* _INFORMATION SHOWN_:

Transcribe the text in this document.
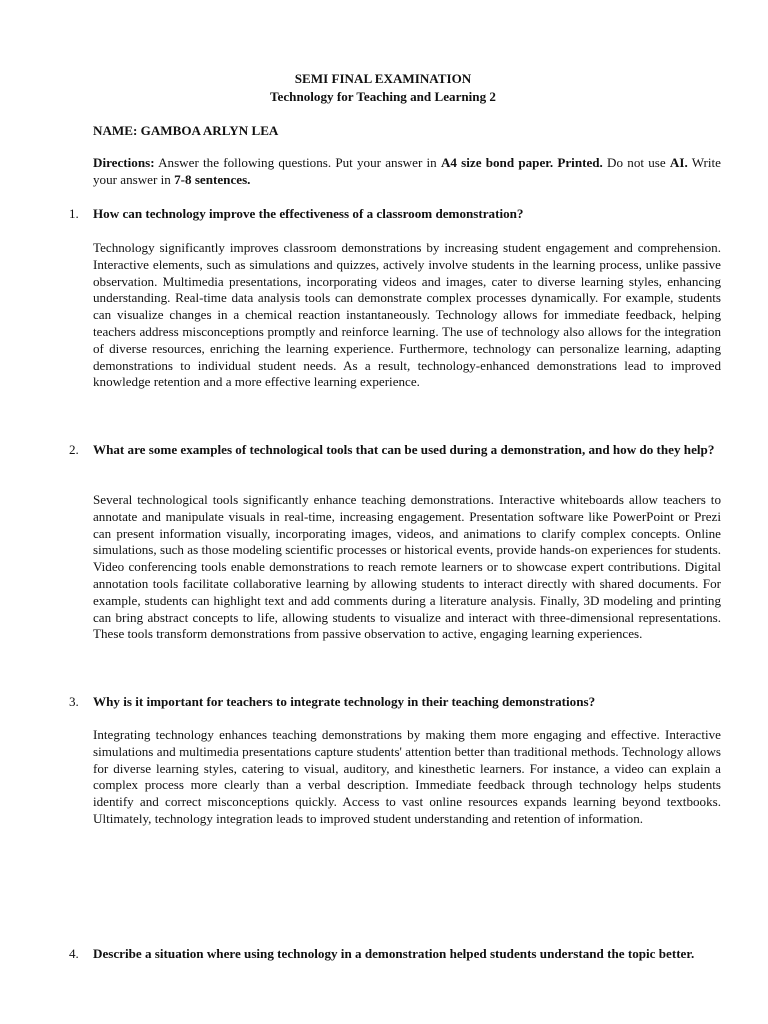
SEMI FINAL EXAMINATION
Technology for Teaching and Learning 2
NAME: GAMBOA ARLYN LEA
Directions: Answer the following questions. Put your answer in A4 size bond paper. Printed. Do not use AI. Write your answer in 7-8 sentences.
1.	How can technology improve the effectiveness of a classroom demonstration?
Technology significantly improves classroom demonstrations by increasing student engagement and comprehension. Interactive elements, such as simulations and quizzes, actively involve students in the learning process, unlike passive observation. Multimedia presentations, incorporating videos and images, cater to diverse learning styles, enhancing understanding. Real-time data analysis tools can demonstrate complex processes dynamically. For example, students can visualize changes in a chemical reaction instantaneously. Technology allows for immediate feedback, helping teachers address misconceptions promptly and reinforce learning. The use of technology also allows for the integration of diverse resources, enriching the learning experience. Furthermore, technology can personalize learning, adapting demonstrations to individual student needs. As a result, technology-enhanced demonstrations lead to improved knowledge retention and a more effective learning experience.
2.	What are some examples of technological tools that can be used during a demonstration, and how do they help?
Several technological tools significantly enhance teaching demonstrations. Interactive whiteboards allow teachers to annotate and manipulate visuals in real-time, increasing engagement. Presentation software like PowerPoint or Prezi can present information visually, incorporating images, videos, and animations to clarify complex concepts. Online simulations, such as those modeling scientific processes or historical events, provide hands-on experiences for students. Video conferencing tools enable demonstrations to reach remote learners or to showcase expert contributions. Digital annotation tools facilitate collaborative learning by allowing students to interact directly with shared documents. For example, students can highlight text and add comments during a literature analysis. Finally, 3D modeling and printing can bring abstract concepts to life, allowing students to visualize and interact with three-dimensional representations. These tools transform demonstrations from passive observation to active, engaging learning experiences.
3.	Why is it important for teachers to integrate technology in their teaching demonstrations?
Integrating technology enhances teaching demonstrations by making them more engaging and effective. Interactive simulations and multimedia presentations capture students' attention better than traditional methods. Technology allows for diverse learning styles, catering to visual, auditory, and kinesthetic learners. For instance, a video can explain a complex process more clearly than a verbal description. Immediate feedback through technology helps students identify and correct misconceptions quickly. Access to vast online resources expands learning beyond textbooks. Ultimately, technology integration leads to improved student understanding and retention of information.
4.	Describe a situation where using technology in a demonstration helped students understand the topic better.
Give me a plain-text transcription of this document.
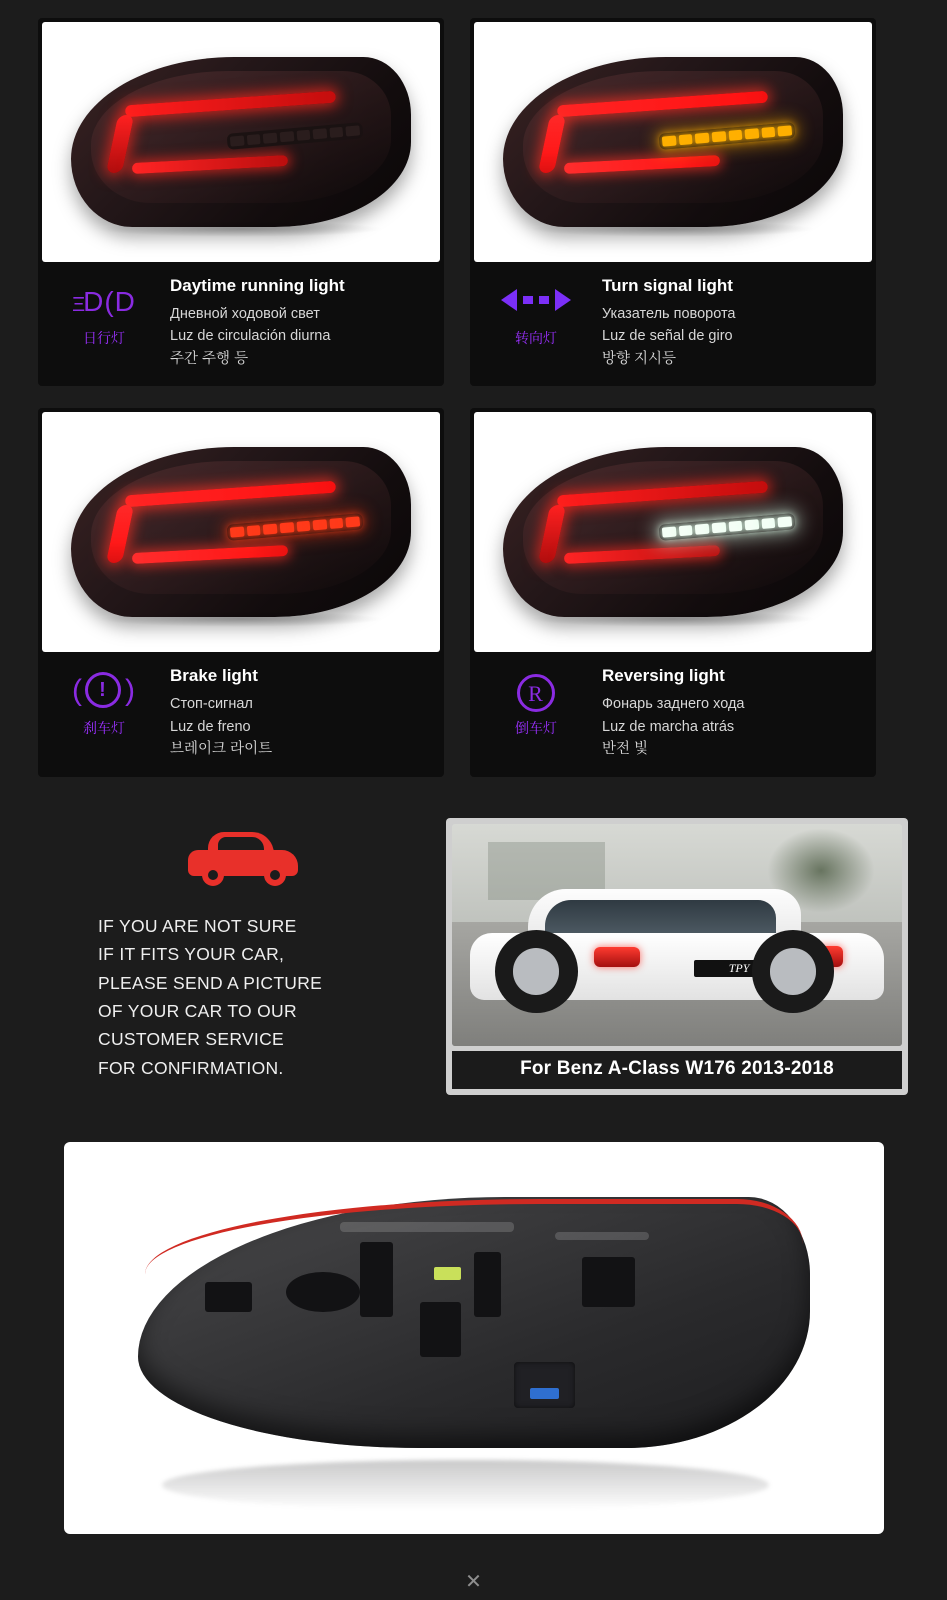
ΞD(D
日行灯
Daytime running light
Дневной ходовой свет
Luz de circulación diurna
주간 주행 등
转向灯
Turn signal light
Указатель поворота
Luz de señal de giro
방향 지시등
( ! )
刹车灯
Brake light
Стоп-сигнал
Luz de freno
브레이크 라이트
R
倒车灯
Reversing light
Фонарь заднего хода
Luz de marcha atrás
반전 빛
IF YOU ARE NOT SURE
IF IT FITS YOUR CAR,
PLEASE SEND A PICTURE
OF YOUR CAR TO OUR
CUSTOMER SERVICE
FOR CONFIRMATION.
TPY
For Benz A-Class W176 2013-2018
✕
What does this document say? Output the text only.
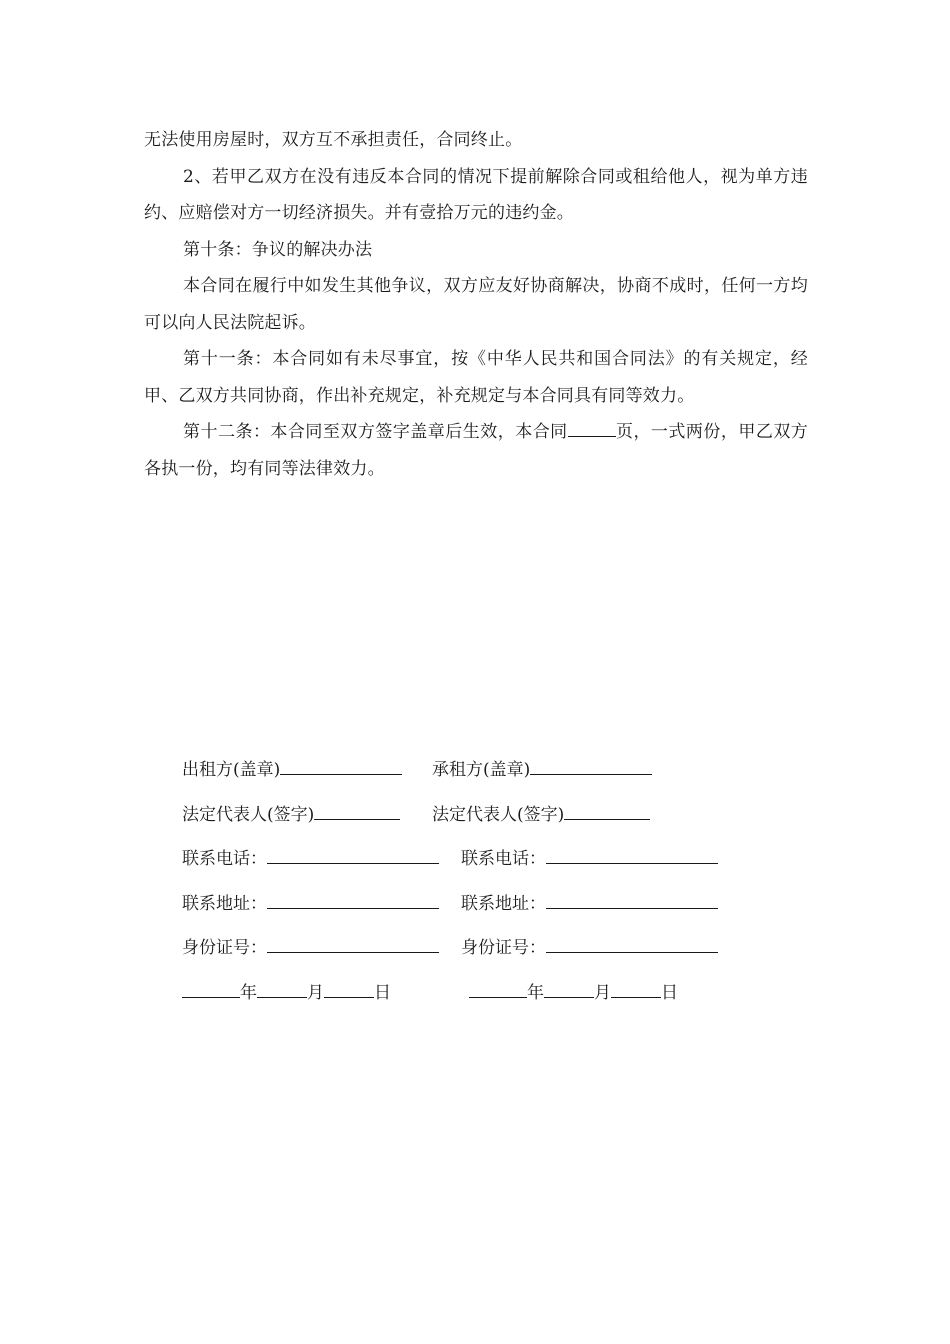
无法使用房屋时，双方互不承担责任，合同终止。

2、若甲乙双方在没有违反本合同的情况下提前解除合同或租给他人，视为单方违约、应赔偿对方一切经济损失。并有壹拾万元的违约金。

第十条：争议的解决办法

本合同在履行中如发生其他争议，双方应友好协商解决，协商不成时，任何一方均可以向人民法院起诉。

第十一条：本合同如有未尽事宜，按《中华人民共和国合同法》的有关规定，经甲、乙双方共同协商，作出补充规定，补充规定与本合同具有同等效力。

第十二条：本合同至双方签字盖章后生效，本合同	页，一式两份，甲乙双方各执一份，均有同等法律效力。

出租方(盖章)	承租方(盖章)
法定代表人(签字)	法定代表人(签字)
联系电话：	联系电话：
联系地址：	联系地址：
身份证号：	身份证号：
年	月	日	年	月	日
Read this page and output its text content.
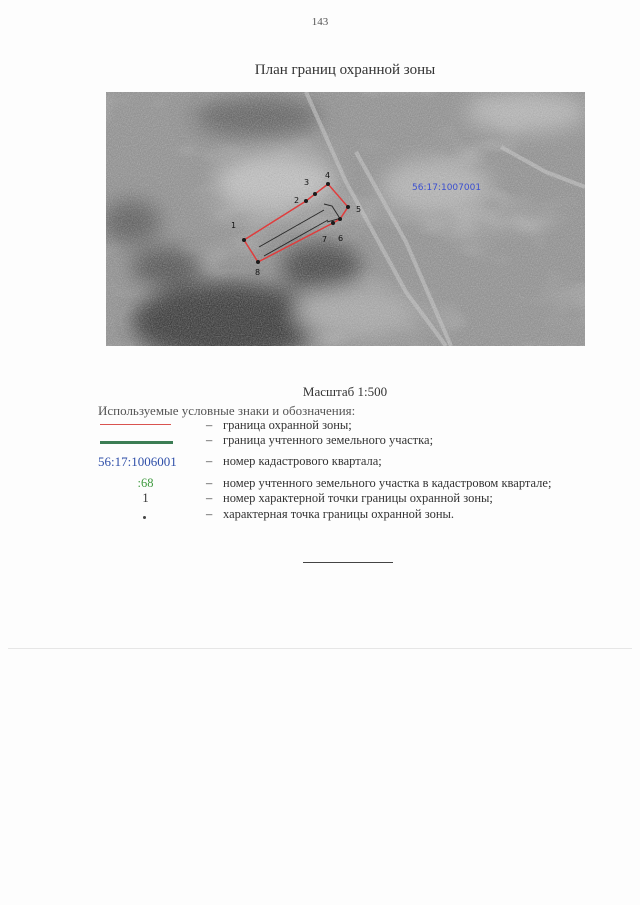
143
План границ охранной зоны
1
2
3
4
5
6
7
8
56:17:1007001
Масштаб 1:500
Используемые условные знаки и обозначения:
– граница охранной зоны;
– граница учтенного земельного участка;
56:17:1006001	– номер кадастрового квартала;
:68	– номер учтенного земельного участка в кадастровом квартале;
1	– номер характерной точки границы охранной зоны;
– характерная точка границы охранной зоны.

* _GOAL_:
In the records above, locate the line containing "What does this", then copy exactly that line and every line after it through the end, omitting pictures.

* _EXERCISE OUTPUT_:
What does this document say? Output the text only.
无法使用房屋时，双方互不承担责任，合同终止。

2、若甲乙双方在没有违反本合同的情况下提前解除合同或租给他人，视为单方违约、应赔偿对方一切经济损失。并有壹拾万元的违约金。

第十条：争议的解决办法

本合同在履行中如发生其他争议，双方应友好协商解决，协商不成时，任何一方均可以向人民法院起诉。

第十一条：本合同如有未尽事宜，按《中华人民共和国合同法》的有关规定，经甲、乙双方共同协商，作出补充规定，补充规定与本合同具有同等效力。

第十二条：本合同至双方签字盖章后生效，本合同	页，一式两份，甲乙双方各执一份，均有同等法律效力。

出租方(盖章)	承租方(盖章)
法定代表人(签字)	法定代表人(签字)
联系电话：	联系电话：
联系地址：	联系地址：
身份证号：	身份证号：
年	月	日	年	月	日
Read this page and output its text content.
143
План границ охранной зоны
1
2
3
4
5
6
7
8
56:17:1007001
Масштаб 1:500
Используемые условные знаки и обозначения:
– граница охранной зоны;
– граница учтенного земельного участка;
56:17:1006001	– номер кадастрового квартала;
:68	– номер учтенного земельного участка в кадастровом квартале;
1	– номер характерной точки границы охранной зоны;
– характерная точка границы охранной зоны.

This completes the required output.